— start of THE DATA —
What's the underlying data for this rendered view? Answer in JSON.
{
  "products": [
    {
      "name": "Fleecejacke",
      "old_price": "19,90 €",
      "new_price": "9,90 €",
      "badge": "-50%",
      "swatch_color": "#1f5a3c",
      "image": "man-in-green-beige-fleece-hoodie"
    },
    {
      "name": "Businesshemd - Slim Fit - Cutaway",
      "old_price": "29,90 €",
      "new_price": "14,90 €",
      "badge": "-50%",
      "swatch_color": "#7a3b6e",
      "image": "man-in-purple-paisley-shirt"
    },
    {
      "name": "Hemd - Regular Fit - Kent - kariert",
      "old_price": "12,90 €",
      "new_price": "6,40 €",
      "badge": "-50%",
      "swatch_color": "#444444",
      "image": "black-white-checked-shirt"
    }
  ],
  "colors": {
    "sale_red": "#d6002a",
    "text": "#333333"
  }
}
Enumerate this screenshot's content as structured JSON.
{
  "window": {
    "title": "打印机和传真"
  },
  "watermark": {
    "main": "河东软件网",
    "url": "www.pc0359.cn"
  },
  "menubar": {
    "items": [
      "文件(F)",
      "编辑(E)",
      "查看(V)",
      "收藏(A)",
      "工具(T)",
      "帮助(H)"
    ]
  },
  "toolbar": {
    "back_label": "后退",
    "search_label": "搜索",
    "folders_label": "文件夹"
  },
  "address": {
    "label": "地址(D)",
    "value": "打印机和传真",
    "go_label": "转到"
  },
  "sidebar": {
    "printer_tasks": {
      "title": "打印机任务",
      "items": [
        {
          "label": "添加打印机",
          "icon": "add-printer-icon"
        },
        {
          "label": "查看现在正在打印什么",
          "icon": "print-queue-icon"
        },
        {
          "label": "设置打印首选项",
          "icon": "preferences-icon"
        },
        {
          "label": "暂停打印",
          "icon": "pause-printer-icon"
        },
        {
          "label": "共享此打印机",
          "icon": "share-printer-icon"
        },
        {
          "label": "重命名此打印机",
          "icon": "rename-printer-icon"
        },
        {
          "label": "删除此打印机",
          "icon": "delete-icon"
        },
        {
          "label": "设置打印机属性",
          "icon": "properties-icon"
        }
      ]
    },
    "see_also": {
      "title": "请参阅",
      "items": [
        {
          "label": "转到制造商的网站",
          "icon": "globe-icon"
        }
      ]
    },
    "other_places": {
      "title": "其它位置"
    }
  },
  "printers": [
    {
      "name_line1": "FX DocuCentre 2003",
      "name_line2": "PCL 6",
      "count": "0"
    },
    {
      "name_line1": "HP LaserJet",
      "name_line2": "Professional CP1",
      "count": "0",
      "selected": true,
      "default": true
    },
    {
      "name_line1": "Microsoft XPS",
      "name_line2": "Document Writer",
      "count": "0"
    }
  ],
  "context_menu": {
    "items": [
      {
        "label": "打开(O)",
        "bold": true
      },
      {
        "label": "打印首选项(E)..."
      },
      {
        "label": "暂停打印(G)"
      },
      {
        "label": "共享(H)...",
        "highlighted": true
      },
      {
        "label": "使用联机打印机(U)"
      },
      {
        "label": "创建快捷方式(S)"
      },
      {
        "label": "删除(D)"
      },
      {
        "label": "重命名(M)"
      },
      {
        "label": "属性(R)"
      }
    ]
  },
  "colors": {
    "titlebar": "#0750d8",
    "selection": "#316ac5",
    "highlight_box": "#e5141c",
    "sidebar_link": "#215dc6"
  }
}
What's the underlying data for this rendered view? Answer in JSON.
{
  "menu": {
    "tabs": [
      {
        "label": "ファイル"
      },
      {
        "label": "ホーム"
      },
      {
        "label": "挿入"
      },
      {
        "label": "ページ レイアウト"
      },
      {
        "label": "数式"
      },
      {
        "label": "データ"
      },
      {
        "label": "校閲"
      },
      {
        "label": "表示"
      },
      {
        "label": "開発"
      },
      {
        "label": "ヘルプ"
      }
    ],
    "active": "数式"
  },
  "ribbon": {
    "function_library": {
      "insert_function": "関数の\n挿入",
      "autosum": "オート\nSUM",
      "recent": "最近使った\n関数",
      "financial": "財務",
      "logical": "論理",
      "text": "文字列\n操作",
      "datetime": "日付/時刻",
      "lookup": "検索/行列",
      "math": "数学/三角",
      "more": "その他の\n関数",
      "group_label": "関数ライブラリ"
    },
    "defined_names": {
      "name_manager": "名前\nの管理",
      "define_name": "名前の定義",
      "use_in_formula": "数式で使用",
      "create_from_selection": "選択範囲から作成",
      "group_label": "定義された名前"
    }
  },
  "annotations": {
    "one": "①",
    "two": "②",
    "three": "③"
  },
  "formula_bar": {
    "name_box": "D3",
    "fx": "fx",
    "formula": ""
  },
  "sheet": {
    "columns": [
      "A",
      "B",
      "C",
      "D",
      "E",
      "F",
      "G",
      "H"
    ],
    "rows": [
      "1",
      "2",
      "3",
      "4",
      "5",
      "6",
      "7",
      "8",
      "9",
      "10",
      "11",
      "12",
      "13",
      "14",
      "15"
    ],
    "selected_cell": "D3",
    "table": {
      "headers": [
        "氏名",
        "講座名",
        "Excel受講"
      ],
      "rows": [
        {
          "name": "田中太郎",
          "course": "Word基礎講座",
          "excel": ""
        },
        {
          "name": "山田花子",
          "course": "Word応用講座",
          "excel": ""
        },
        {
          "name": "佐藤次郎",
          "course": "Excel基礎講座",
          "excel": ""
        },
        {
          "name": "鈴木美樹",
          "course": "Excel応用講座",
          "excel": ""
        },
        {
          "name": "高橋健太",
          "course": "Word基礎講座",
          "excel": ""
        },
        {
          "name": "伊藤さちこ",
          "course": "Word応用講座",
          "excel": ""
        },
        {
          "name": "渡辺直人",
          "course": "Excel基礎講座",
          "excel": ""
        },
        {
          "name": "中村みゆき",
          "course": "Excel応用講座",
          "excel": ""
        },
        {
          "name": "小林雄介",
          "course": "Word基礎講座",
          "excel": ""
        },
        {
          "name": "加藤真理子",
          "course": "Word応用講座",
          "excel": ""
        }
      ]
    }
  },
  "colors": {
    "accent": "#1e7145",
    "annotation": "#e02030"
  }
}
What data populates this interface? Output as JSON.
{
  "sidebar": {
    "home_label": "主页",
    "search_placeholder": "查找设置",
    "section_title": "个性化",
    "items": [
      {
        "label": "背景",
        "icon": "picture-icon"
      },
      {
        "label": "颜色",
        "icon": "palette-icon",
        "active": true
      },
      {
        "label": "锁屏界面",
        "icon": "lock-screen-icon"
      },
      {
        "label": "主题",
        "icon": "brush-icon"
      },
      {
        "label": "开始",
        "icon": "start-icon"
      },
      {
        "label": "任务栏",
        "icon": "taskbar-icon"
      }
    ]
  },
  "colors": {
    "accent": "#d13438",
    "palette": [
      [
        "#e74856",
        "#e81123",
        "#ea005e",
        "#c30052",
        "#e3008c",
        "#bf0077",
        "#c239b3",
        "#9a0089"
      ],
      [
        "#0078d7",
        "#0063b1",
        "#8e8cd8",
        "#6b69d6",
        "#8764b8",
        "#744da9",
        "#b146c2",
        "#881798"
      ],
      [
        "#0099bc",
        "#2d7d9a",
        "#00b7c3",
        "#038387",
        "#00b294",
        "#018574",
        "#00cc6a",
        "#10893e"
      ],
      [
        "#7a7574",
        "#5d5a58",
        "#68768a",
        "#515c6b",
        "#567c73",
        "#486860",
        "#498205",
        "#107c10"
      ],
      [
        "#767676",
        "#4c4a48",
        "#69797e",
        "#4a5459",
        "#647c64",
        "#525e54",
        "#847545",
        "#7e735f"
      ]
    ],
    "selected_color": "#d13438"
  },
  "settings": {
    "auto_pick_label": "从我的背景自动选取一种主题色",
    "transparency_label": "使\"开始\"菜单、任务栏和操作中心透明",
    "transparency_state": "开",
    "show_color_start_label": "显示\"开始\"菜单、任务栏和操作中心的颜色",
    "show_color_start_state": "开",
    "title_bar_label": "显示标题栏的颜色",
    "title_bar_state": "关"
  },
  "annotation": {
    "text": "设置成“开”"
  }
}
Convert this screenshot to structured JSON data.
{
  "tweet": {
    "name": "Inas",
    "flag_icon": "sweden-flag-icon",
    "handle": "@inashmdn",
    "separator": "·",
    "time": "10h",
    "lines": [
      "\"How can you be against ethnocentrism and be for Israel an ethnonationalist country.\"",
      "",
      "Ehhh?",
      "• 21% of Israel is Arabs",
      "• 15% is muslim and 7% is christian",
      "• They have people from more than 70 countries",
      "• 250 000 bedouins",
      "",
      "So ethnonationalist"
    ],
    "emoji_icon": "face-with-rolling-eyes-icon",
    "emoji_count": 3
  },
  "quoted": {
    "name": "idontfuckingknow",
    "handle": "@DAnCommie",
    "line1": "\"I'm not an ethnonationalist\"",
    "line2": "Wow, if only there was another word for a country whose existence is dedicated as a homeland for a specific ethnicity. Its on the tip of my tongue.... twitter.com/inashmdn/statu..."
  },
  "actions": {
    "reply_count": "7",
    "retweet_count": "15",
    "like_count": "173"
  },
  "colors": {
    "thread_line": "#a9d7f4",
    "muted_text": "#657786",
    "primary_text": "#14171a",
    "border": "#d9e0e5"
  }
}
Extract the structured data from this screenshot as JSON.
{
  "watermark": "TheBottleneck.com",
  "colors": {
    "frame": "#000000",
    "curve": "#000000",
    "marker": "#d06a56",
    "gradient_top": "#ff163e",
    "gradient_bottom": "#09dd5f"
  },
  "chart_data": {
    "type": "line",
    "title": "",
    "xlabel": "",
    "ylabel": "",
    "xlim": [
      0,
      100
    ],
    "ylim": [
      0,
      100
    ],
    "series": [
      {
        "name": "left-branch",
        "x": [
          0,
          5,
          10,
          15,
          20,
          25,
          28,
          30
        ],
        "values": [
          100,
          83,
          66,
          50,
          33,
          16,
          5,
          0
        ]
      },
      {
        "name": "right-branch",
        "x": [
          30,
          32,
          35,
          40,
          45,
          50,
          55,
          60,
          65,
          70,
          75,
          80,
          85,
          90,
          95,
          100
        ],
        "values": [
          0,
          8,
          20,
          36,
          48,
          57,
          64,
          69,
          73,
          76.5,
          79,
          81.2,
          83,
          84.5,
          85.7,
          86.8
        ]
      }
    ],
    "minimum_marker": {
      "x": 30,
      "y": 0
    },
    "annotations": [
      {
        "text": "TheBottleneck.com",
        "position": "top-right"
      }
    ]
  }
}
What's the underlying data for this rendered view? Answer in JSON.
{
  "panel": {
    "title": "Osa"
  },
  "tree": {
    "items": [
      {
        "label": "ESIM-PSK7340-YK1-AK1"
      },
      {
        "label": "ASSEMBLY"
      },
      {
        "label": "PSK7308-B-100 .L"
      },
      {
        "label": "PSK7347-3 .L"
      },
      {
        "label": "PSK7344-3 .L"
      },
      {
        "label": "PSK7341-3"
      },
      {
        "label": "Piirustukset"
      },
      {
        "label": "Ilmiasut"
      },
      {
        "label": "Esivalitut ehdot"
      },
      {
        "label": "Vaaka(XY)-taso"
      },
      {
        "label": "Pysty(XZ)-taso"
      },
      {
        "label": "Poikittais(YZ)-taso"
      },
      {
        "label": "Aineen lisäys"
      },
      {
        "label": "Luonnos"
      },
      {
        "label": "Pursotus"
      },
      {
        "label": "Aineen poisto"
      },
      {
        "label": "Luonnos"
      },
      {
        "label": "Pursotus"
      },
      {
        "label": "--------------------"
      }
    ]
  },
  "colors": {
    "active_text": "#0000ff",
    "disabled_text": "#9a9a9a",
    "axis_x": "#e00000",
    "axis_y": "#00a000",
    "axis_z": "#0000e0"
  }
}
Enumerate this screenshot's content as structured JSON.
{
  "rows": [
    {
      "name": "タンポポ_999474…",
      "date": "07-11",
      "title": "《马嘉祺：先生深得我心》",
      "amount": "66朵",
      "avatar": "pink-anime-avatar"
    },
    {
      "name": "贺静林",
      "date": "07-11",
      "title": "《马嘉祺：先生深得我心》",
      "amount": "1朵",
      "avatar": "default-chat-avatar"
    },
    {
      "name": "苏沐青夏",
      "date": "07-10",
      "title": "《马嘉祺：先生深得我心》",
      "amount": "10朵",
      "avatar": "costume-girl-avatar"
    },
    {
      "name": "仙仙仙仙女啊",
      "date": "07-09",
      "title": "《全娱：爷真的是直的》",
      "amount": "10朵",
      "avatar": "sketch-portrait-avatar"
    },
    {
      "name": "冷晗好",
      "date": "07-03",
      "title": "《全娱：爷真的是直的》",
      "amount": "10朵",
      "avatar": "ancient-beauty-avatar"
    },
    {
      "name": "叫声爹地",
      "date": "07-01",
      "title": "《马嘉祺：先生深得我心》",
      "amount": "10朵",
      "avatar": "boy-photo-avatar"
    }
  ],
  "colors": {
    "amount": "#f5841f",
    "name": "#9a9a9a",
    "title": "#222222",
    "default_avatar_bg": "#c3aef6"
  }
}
— end of THE DATA —
TO DO:
A single figure is required: the number of lines above in which the word "country" occurs.

SOLUTION FOR THIS EXERCISE:
2